■ Source material
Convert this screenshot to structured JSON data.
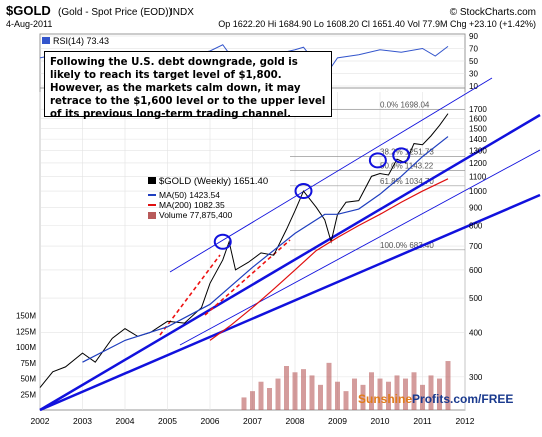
{
  "header": {
    "symbol": "$GOLD",
    "name": "(Gold - Spot Price (EOD))",
    "exchange": "INDX",
    "credit": "© StockCharts.com",
    "date": "4-Aug-2011",
    "quote": "Op 1622.20  Hi 1684.90  Lo 1608.20  Cl 1651.40  Vol 77.9M  Chg +23.10 (+1.42%)"
  },
  "annotation": {
    "text": "Following the U.S. debt downgrade, gold is likely to reach its target level of $1,800. However, as the markets calm down, it may retrace to the $1,600 level or to the upper level of its previous long-term trading channel."
  },
  "watermark": {
    "part1": "Sunshine",
    "part2": "Profits.com/FREE"
  },
  "colors": {
    "price": "#000000",
    "ma50": "#1f3fbf",
    "ma200": "#e01010",
    "volume": "#b85a5a",
    "channel": "#1111dd",
    "rsi": "#3355cc",
    "dashed": "#ee1111"
  },
  "chart_data": [
    {
      "type": "line",
      "panel": "rsi",
      "legend": "RSI(14) 73.43",
      "ylim": [
        10,
        90
      ],
      "y_ticks": [
        90,
        70,
        50,
        30,
        10
      ],
      "x": [
        2002.0,
        2002.5,
        2003.0,
        2003.5,
        2004.0,
        2004.5,
        2005.0,
        2005.5,
        2006.0,
        2006.3,
        2006.6,
        2007.0,
        2007.5,
        2008.0,
        2008.2,
        2008.5,
        2008.8,
        2009.0,
        2009.5,
        2010.0,
        2010.5,
        2011.0,
        2011.3,
        2011.6
      ],
      "values": [
        55,
        62,
        58,
        54,
        60,
        50,
        55,
        58,
        66,
        76,
        48,
        56,
        60,
        68,
        72,
        46,
        35,
        55,
        60,
        68,
        64,
        70,
        58,
        73.43
      ]
    },
    {
      "type": "line",
      "panel": "price",
      "scale": "log",
      "ylim": [
        250,
        1900
      ],
      "y_ticks": [
        300,
        400,
        500,
        600,
        700,
        800,
        900,
        1000,
        1100,
        1200,
        1300,
        1400,
        1500,
        1600,
        1700
      ],
      "x_ticks": [
        "2002",
        "2003",
        "2004",
        "2005",
        "2006",
        "2007",
        "2008",
        "2009",
        "2010",
        "2011",
        "2012"
      ],
      "x_range": [
        2002.0,
        2012.0
      ],
      "series": [
        {
          "name": "$GOLD (Weekly) 1651.40",
          "x": [
            2002.0,
            2002.3,
            2002.6,
            2003.0,
            2003.3,
            2003.7,
            2004.0,
            2004.3,
            2004.6,
            2005.0,
            2005.4,
            2005.8,
            2006.0,
            2006.3,
            2006.45,
            2006.6,
            2006.9,
            2007.2,
            2007.5,
            2007.8,
            2008.0,
            2008.2,
            2008.5,
            2008.7,
            2008.85,
            2009.0,
            2009.2,
            2009.5,
            2009.8,
            2010.0,
            2010.2,
            2010.4,
            2010.6,
            2010.8,
            2011.0,
            2011.2,
            2011.4,
            2011.6
          ],
          "values": [
            280,
            310,
            320,
            350,
            330,
            385,
            410,
            390,
            400,
            430,
            425,
            470,
            550,
            640,
            720,
            600,
            630,
            670,
            660,
            780,
            880,
            1000,
            900,
            830,
            720,
            860,
            930,
            940,
            1100,
            1120,
            1110,
            1230,
            1200,
            1360,
            1350,
            1430,
            1530,
            1651.4
          ]
        },
        {
          "name": "MA(50) 1423.54",
          "x": [
            2003.0,
            2004.0,
            2005.0,
            2006.0,
            2007.0,
            2008.0,
            2008.7,
            2009.0,
            2009.5,
            2010.0,
            2010.5,
            2011.0,
            2011.6
          ],
          "values": [
            330,
            380,
            415,
            480,
            610,
            760,
            860,
            860,
            890,
            980,
            1100,
            1250,
            1423.54
          ]
        },
        {
          "name": "MA(200) 1082.35",
          "x": [
            2006.0,
            2006.5,
            2007.0,
            2007.5,
            2008.0,
            2008.5,
            2009.0,
            2009.5,
            2010.0,
            2010.5,
            2011.0,
            2011.6
          ],
          "values": [
            380,
            420,
            470,
            530,
            600,
            680,
            740,
            800,
            860,
            930,
            1000,
            1082.35
          ]
        }
      ],
      "fib_levels": [
        {
          "label": "0.0% 1698.04",
          "value": 1698.04
        },
        {
          "label": "38.2% 1251.73",
          "value": 1251.73
        },
        {
          "label": "50.0% 1143.22",
          "value": 1143.22
        },
        {
          "label": "61.8% 1034.70",
          "value": 1034.7
        },
        {
          "label": "100.0% 683.40",
          "value": 683.4
        }
      ],
      "circled_points": [
        {
          "x": 2006.3,
          "y": 720
        },
        {
          "x": 2008.2,
          "y": 1000
        },
        {
          "x": 2009.95,
          "y": 1220
        },
        {
          "x": 2010.5,
          "y": 1260
        }
      ]
    },
    {
      "type": "bar",
      "panel": "volume",
      "legend": "Volume 77,875,400",
      "ylim": [
        0,
        175
      ],
      "y_ticks": [
        25,
        50,
        75,
        100,
        125,
        150
      ],
      "y_tick_labels": [
        "25M",
        "50M",
        "75M",
        "100M",
        "125M",
        "150M"
      ],
      "x": [
        2006.8,
        2007.0,
        2007.2,
        2007.4,
        2007.6,
        2007.8,
        2008.0,
        2008.2,
        2008.4,
        2008.6,
        2008.8,
        2009.0,
        2009.2,
        2009.4,
        2009.6,
        2009.8,
        2010.0,
        2010.2,
        2010.4,
        2010.6,
        2010.8,
        2011.0,
        2011.2,
        2011.4,
        2011.6
      ],
      "values": [
        20,
        30,
        45,
        35,
        50,
        70,
        60,
        65,
        55,
        40,
        75,
        45,
        30,
        50,
        40,
        60,
        50,
        45,
        55,
        50,
        60,
        40,
        55,
        50,
        77.9
      ]
    }
  ]
}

■ Given instruction
Pick out the lines that include the word "name" and write them out.

■ Task output
    "name": "(Gold - Spot Price (EOD))",
          "name": "$GOLD (Weekly) 1651.40",
          "name": "MA(50) 1423.54",
          "name": "MA(200) 1082.35",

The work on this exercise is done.